Instructions for the task: Copy each line containing the word "cerebrales" from the records that follow, please.

Extracted records:

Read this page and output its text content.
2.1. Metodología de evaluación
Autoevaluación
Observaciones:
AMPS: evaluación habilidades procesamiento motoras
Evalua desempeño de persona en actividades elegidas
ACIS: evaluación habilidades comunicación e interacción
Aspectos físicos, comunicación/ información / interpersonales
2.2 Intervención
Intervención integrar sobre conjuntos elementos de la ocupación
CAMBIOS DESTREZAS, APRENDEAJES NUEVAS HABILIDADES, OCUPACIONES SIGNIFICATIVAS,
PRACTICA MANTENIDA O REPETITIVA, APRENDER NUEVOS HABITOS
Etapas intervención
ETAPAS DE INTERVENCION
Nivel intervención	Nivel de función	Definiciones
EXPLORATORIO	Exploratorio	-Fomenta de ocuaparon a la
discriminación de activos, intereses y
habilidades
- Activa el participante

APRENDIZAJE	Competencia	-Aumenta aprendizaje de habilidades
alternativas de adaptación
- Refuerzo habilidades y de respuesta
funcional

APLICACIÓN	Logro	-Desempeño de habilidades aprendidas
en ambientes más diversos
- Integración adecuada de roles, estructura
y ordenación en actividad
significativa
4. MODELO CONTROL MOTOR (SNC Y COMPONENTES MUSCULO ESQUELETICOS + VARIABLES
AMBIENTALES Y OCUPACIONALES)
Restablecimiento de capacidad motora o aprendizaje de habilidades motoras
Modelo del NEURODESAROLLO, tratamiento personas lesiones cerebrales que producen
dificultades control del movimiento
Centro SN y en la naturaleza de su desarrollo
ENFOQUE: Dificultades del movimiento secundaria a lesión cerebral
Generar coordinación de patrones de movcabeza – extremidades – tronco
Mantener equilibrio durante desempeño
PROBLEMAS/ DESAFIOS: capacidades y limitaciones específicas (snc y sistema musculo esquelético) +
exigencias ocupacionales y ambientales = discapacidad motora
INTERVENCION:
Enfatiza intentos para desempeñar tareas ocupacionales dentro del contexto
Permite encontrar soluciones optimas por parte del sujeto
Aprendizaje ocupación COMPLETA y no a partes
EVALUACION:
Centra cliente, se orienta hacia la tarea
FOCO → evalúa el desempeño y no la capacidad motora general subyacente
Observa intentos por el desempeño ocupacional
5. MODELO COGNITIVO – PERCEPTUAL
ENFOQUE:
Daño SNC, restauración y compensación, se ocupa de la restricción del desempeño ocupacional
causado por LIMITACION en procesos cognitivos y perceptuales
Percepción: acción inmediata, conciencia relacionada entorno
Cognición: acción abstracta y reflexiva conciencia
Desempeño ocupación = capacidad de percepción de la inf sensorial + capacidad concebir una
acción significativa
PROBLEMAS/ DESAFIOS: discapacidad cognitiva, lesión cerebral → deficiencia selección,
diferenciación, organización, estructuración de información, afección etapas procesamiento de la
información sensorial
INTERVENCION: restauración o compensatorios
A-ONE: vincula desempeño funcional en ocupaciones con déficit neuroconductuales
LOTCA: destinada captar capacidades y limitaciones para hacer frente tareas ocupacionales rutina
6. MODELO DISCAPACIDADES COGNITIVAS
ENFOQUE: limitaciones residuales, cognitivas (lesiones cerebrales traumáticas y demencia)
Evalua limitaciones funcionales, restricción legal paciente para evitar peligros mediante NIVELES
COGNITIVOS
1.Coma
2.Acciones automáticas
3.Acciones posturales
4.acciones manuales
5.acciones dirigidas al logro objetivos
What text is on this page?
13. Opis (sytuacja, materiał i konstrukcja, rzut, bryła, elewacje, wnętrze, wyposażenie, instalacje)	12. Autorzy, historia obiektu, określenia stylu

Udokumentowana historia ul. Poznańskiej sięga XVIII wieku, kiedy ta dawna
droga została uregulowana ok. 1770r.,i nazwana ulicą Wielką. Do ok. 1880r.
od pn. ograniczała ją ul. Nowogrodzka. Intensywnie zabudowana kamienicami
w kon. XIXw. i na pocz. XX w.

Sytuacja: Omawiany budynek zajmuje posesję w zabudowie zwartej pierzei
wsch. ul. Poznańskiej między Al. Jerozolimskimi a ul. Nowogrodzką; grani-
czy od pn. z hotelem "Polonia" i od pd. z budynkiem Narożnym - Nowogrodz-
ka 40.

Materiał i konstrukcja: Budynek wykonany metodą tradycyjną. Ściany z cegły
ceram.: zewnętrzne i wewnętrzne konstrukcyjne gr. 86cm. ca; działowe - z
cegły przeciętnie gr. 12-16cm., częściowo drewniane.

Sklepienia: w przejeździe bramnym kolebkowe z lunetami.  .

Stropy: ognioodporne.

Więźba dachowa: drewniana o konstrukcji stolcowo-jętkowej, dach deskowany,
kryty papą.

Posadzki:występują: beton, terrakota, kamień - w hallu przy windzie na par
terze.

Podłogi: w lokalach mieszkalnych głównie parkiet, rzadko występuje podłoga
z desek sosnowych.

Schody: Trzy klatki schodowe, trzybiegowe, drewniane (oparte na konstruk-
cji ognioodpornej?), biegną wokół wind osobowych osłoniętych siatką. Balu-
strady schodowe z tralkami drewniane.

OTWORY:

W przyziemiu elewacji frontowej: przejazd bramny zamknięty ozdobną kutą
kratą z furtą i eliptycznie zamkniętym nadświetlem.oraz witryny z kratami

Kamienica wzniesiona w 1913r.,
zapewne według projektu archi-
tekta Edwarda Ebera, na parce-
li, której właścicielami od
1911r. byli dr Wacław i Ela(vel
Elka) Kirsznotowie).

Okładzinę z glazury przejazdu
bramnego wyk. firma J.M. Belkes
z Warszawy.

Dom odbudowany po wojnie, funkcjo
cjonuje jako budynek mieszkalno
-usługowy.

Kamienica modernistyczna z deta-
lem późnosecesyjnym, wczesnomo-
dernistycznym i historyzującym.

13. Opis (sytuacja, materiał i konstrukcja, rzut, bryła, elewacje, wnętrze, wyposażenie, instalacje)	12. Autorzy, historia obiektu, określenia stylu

Exercise response:
Modelo del NEURODESAROLLO, tratamiento personas lesiones cerebrales que producen
ENFOQUE: limitaciones residuales, cognitivas (lesiones cerebrales traumáticas y demencia)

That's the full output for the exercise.